PROBLEM DETAILS: Give the records back exactly as written, but without the images.

DATA EXTRACT: Begin

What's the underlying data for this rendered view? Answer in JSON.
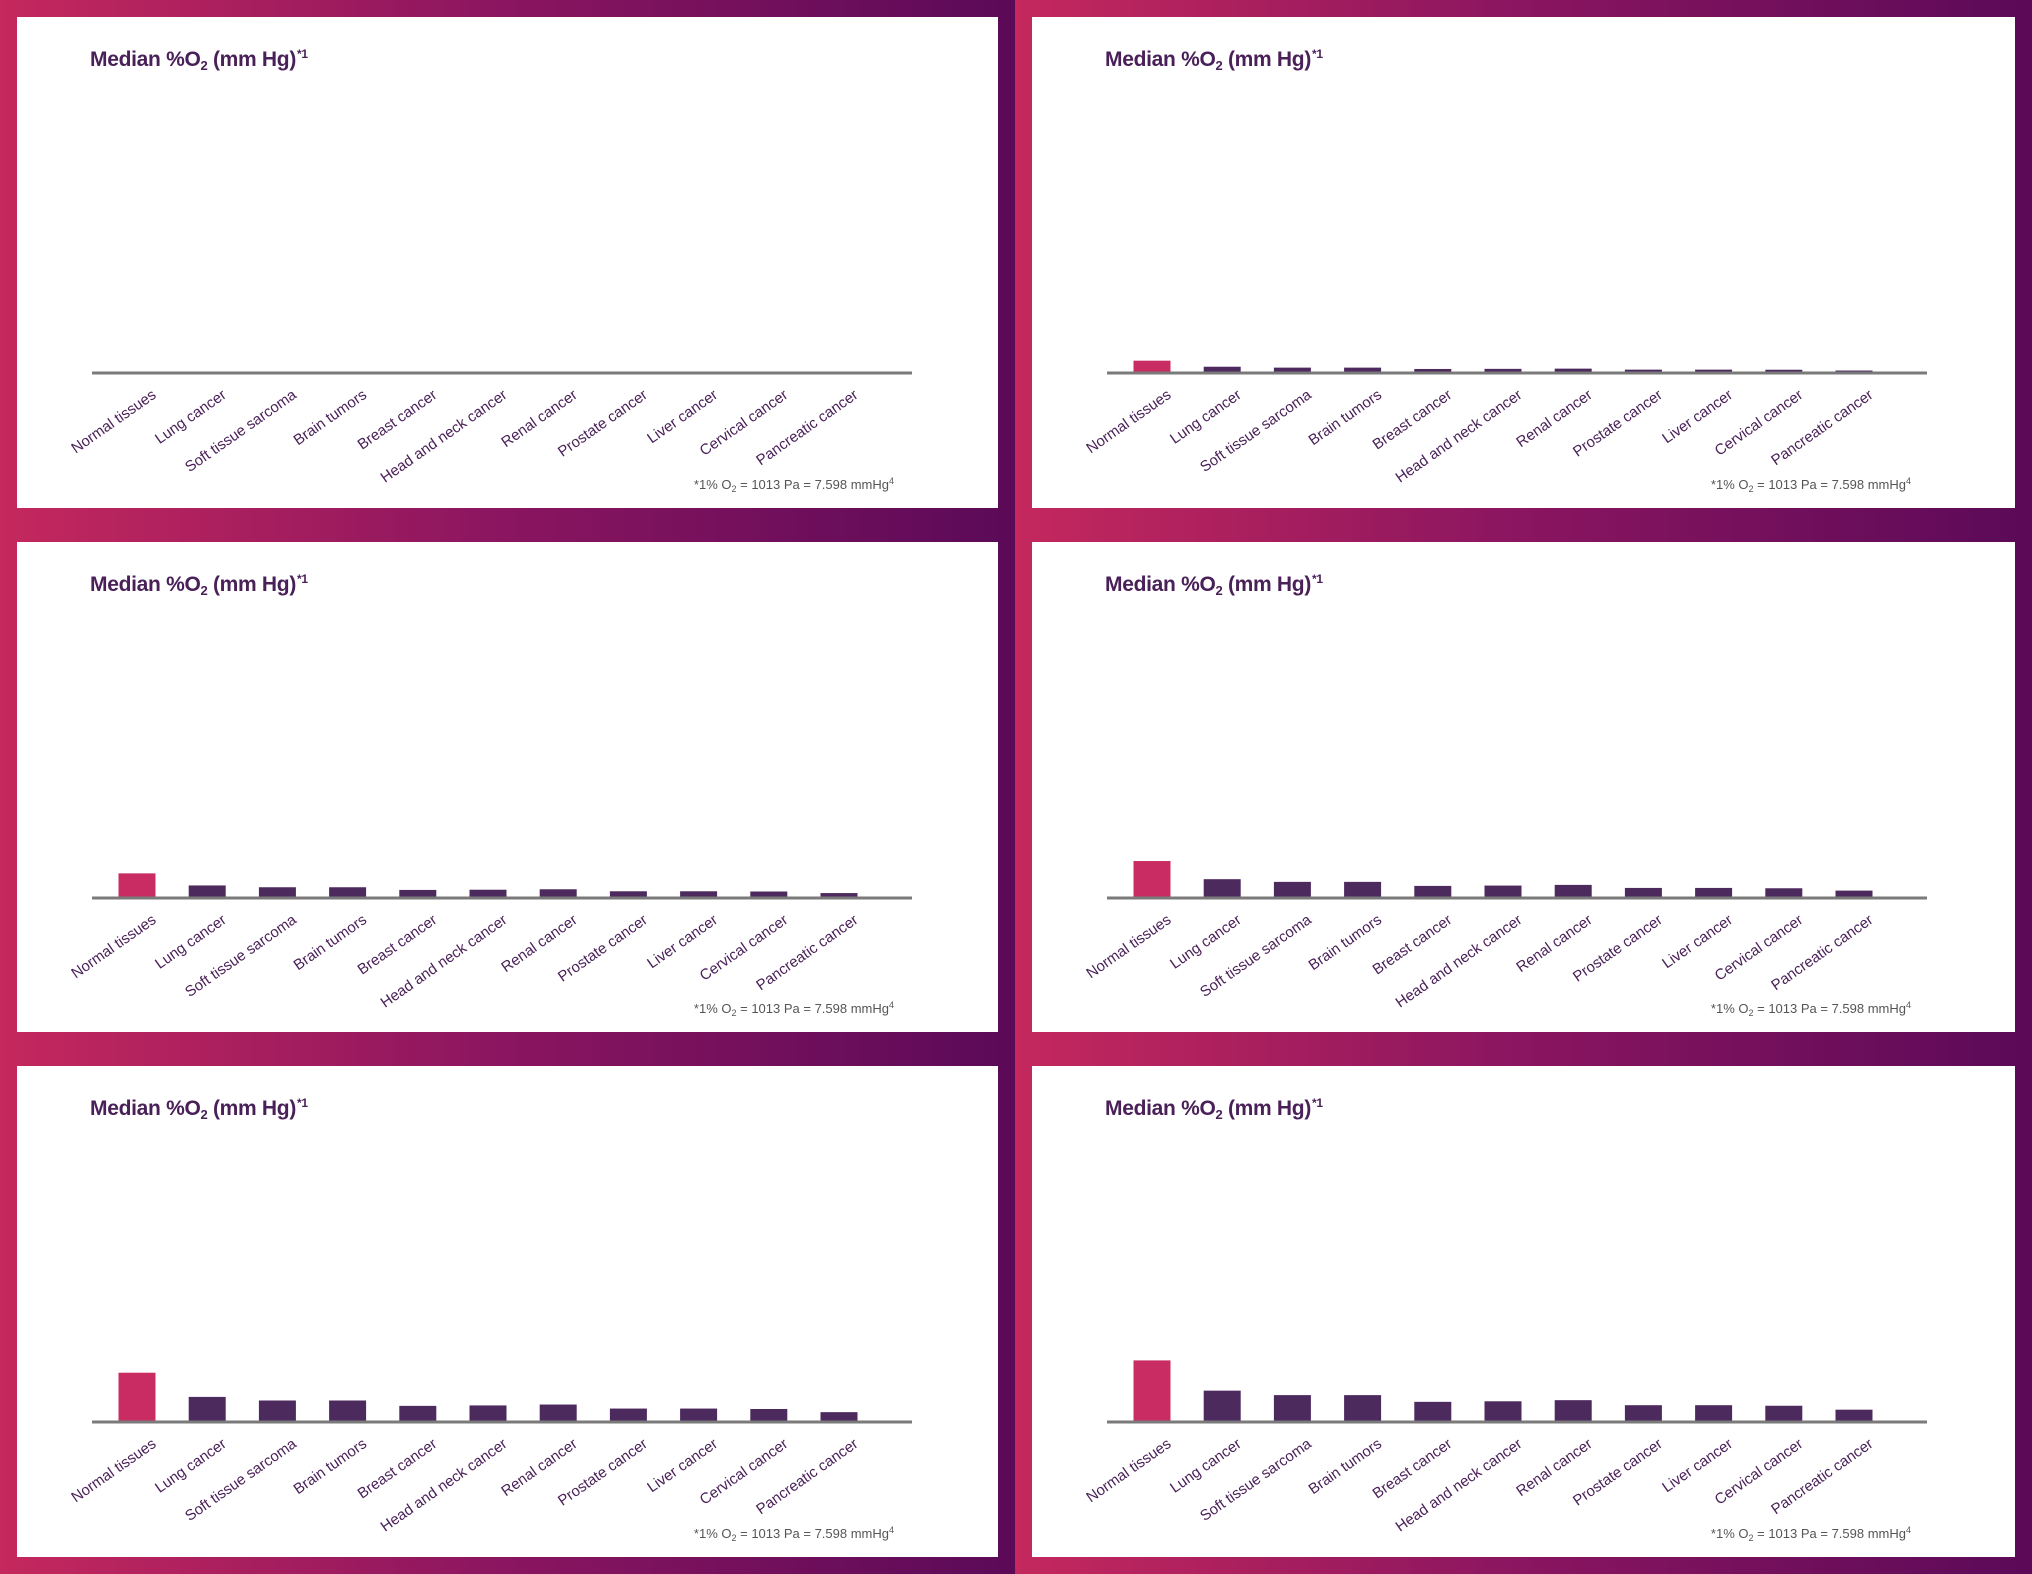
{
  "colors": {
    "frame_start": "#c4285d",
    "frame_mid": "#8a1560",
    "frame_end": "#5b0a58",
    "highlight_bar": "#c92c62",
    "bar": "#4d2a5e",
    "baseline": "#7a7a7a",
    "title": "#4a2058"
  },
  "title": {
    "main": "Median %O",
    "sub": "2",
    "rest": " (mm Hg)",
    "sup": "*1"
  },
  "footnote": {
    "pre": "*1% O",
    "sub": "2",
    "post": " = 1013 Pa = 7.598 mmHg",
    "sup": "4"
  },
  "chart_data": [
    {
      "type": "bar",
      "categories": [
        "Normal tissues",
        "Lung cancer",
        "Soft tissue sarcoma",
        "Brain tumors",
        "Breast cancer",
        "Head and neck cancer",
        "Renal cancer",
        "Prostate cancer",
        "Liver cancer",
        "Cervical cancer",
        "Pancreatic cancer"
      ],
      "values": [
        0,
        0,
        0,
        0,
        0,
        0,
        0,
        0,
        0,
        0,
        0
      ],
      "highlight": "Normal tissues"
    },
    {
      "type": "bar",
      "categories": [
        "Normal tissues",
        "Lung cancer",
        "Soft tissue sarcoma",
        "Brain tumors",
        "Breast cancer",
        "Head and neck cancer",
        "Renal cancer",
        "Prostate cancer",
        "Liver cancer",
        "Cervical cancer",
        "Pancreatic cancer"
      ],
      "values": [
        11,
        5.6,
        4.8,
        4.8,
        3.6,
        3.7,
        3.9,
        3.0,
        3.0,
        2.9,
        2.2
      ],
      "highlight": "Normal tissues"
    },
    {
      "type": "bar",
      "categories": [
        "Normal tissues",
        "Lung cancer",
        "Soft tissue sarcoma",
        "Brain tumors",
        "Breast cancer",
        "Head and neck cancer",
        "Renal cancer",
        "Prostate cancer",
        "Liver cancer",
        "Cervical cancer",
        "Pancreatic cancer"
      ],
      "values": [
        22,
        11.2,
        9.6,
        9.6,
        7.2,
        7.4,
        7.8,
        6.0,
        6.0,
        5.8,
        4.4
      ],
      "highlight": "Normal tissues"
    },
    {
      "type": "bar",
      "categories": [
        "Normal tissues",
        "Lung cancer",
        "Soft tissue sarcoma",
        "Brain tumors",
        "Breast cancer",
        "Head and neck cancer",
        "Renal cancer",
        "Prostate cancer",
        "Liver cancer",
        "Cervical cancer",
        "Pancreatic cancer"
      ],
      "values": [
        33,
        16.8,
        14.4,
        14.4,
        10.8,
        11.1,
        11.7,
        9.0,
        9.0,
        8.7,
        6.6
      ],
      "highlight": "Normal tissues"
    },
    {
      "type": "bar",
      "categories": [
        "Normal tissues",
        "Lung cancer",
        "Soft tissue sarcoma",
        "Brain tumors",
        "Breast cancer",
        "Head and neck cancer",
        "Renal cancer",
        "Prostate cancer",
        "Liver cancer",
        "Cervical cancer",
        "Pancreatic cancer"
      ],
      "values": [
        44,
        22.4,
        19.2,
        19.2,
        14.4,
        14.8,
        15.6,
        12.0,
        12.0,
        11.6,
        8.8
      ],
      "highlight": "Normal tissues"
    },
    {
      "type": "bar",
      "categories": [
        "Normal tissues",
        "Lung cancer",
        "Soft tissue sarcoma",
        "Brain tumors",
        "Breast cancer",
        "Head and neck cancer",
        "Renal cancer",
        "Prostate cancer",
        "Liver cancer",
        "Cervical cancer",
        "Pancreatic cancer"
      ],
      "values": [
        55,
        28,
        24,
        24,
        18,
        18.5,
        19.5,
        15,
        15,
        14.5,
        11
      ],
      "highlight": "Normal tissues"
    }
  ]
}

DATA EXTRACT: End

RESPONSE BELOW:
What's the underlying data for this rendered view? Answer in JSON.
{
  "colors": {
    "frame_start": "#c4285d",
    "frame_mid": "#8a1560",
    "frame_end": "#5b0a58",
    "highlight_bar": "#c92c62",
    "bar": "#4d2a5e",
    "baseline": "#7a7a7a",
    "title": "#4a2058"
  },
  "title": {
    "main": "Median %O",
    "sub": "2",
    "rest": " (mm Hg)",
    "sup": "*1"
  },
  "footnote": {
    "pre": "*1% O",
    "sub": "2",
    "post": " = 1013 Pa = 7.598 mmHg",
    "sup": "4"
  },
  "chart_data": [
    {
      "type": "bar",
      "categories": [
        "Normal tissues",
        "Lung cancer",
        "Soft tissue sarcoma",
        "Brain tumors",
        "Breast cancer",
        "Head and neck cancer",
        "Renal cancer",
        "Prostate cancer",
        "Liver cancer",
        "Cervical cancer",
        "Pancreatic cancer"
      ],
      "values": [
        0,
        0,
        0,
        0,
        0,
        0,
        0,
        0,
        0,
        0,
        0
      ],
      "highlight": "Normal tissues"
    },
    {
      "type": "bar",
      "categories": [
        "Normal tissues",
        "Lung cancer",
        "Soft tissue sarcoma",
        "Brain tumors",
        "Breast cancer",
        "Head and neck cancer",
        "Renal cancer",
        "Prostate cancer",
        "Liver cancer",
        "Cervical cancer",
        "Pancreatic cancer"
      ],
      "values": [
        11,
        5.6,
        4.8,
        4.8,
        3.6,
        3.7,
        3.9,
        3.0,
        3.0,
        2.9,
        2.2
      ],
      "highlight": "Normal tissues"
    },
    {
      "type": "bar",
      "categories": [
        "Normal tissues",
        "Lung cancer",
        "Soft tissue sarcoma",
        "Brain tumors",
        "Breast cancer",
        "Head and neck cancer",
        "Renal cancer",
        "Prostate cancer",
        "Liver cancer",
        "Cervical cancer",
        "Pancreatic cancer"
      ],
      "values": [
        22,
        11.2,
        9.6,
        9.6,
        7.2,
        7.4,
        7.8,
        6.0,
        6.0,
        5.8,
        4.4
      ],
      "highlight": "Normal tissues"
    },
    {
      "type": "bar",
      "categories": [
        "Normal tissues",
        "Lung cancer",
        "Soft tissue sarcoma",
        "Brain tumors",
        "Breast cancer",
        "Head and neck cancer",
        "Renal cancer",
        "Prostate cancer",
        "Liver cancer",
        "Cervical cancer",
        "Pancreatic cancer"
      ],
      "values": [
        33,
        16.8,
        14.4,
        14.4,
        10.8,
        11.1,
        11.7,
        9.0,
        9.0,
        8.7,
        6.6
      ],
      "highlight": "Normal tissues"
    },
    {
      "type": "bar",
      "categories": [
        "Normal tissues",
        "Lung cancer",
        "Soft tissue sarcoma",
        "Brain tumors",
        "Breast cancer",
        "Head and neck cancer",
        "Renal cancer",
        "Prostate cancer",
        "Liver cancer",
        "Cervical cancer",
        "Pancreatic cancer"
      ],
      "values": [
        44,
        22.4,
        19.2,
        19.2,
        14.4,
        14.8,
        15.6,
        12.0,
        12.0,
        11.6,
        8.8
      ],
      "highlight": "Normal tissues"
    },
    {
      "type": "bar",
      "categories": [
        "Normal tissues",
        "Lung cancer",
        "Soft tissue sarcoma",
        "Brain tumors",
        "Breast cancer",
        "Head and neck cancer",
        "Renal cancer",
        "Prostate cancer",
        "Liver cancer",
        "Cervical cancer",
        "Pancreatic cancer"
      ],
      "values": [
        55,
        28,
        24,
        24,
        18,
        18.5,
        19.5,
        15,
        15,
        14.5,
        11
      ],
      "highlight": "Normal tissues"
    }
  ]
}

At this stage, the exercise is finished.